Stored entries
========

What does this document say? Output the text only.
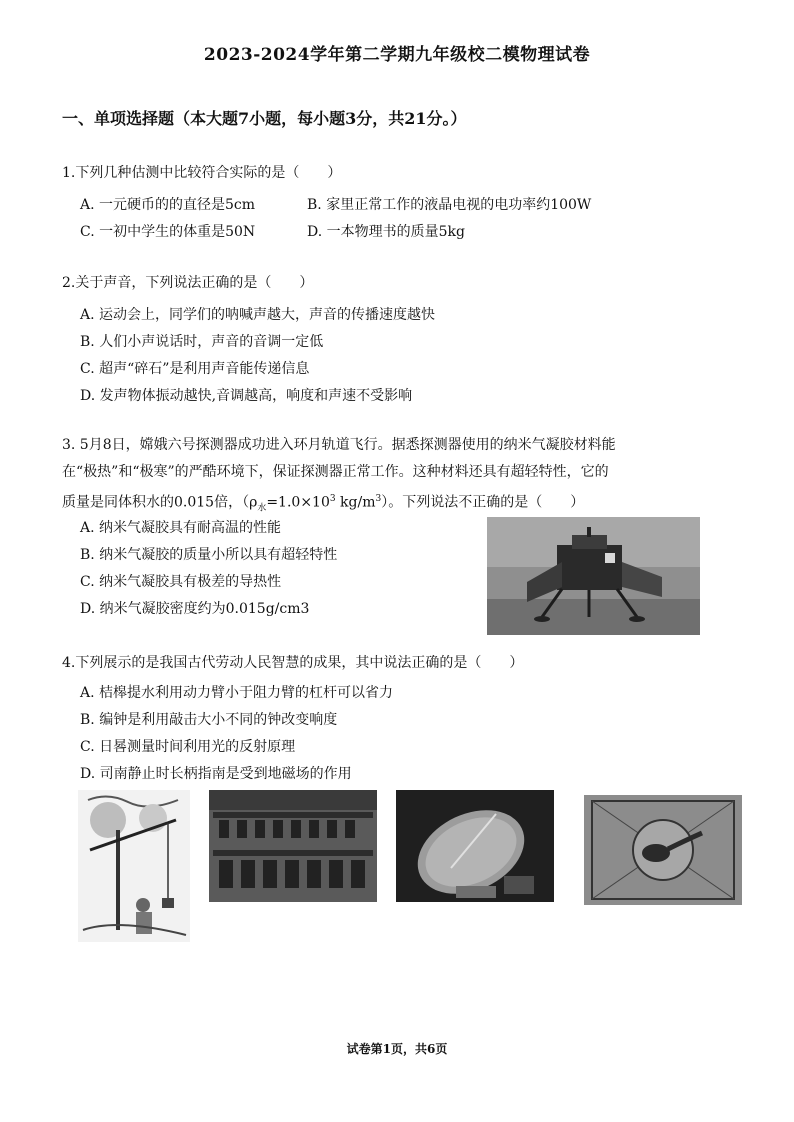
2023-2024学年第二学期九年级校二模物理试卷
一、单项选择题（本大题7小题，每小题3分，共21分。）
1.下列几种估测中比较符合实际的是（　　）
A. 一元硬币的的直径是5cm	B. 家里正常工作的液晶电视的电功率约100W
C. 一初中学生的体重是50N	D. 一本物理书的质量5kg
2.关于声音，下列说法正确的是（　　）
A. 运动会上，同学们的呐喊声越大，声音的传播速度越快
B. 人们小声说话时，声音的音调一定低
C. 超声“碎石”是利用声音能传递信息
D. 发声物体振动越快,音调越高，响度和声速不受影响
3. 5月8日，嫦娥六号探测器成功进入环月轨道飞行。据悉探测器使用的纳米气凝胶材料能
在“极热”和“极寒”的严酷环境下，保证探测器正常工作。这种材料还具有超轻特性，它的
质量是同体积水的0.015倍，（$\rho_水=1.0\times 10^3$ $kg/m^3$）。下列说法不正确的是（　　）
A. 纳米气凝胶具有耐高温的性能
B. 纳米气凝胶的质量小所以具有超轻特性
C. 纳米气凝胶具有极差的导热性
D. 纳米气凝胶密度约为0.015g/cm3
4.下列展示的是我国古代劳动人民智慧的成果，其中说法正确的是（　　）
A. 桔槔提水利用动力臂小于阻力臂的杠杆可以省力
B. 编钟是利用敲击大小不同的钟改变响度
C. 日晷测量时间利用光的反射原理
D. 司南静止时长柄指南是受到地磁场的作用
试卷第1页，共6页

========

What is asked
Write out the entries above verbatim; the pictures do not belong in your copy.

Right answer
What does this document say? Output the text only.
2023-2024学年第二学期九年级校二模物理试卷
一、单项选择题（本大题7小题，每小题3分，共21分。）
1.下列几种估测中比较符合实际的是（　　）
A. 一元硬币的的直径是5cm	B. 家里正常工作的液晶电视的电功率约100W
C. 一初中学生的体重是50N	D. 一本物理书的质量5kg
2.关于声音，下列说法正确的是（　　）
A. 运动会上，同学们的呐喊声越大，声音的传播速度越快
B. 人们小声说话时，声音的音调一定低
C. 超声“碎石”是利用声音能传递信息
D. 发声物体振动越快,音调越高，响度和声速不受影响
3. 5月8日，嫦娥六号探测器成功进入环月轨道飞行。据悉探测器使用的纳米气凝胶材料能
在“极热”和“极寒”的严酷环境下，保证探测器正常工作。这种材料还具有超轻特性，它的
质量是同体积水的0.015倍，（$\rho_水=1.0\times 10^3$ $kg/m^3$）。下列说法不正确的是（　　）
A. 纳米气凝胶具有耐高温的性能
B. 纳米气凝胶的质量小所以具有超轻特性
C. 纳米气凝胶具有极差的导热性
D. 纳米气凝胶密度约为0.015g/cm3
4.下列展示的是我国古代劳动人民智慧的成果，其中说法正确的是（　　）
A. 桔槔提水利用动力臂小于阻力臂的杠杆可以省力
B. 编钟是利用敲击大小不同的钟改变响度
C. 日晷测量时间利用光的反射原理
D. 司南静止时长柄指南是受到地磁场的作用
试卷第1页，共6页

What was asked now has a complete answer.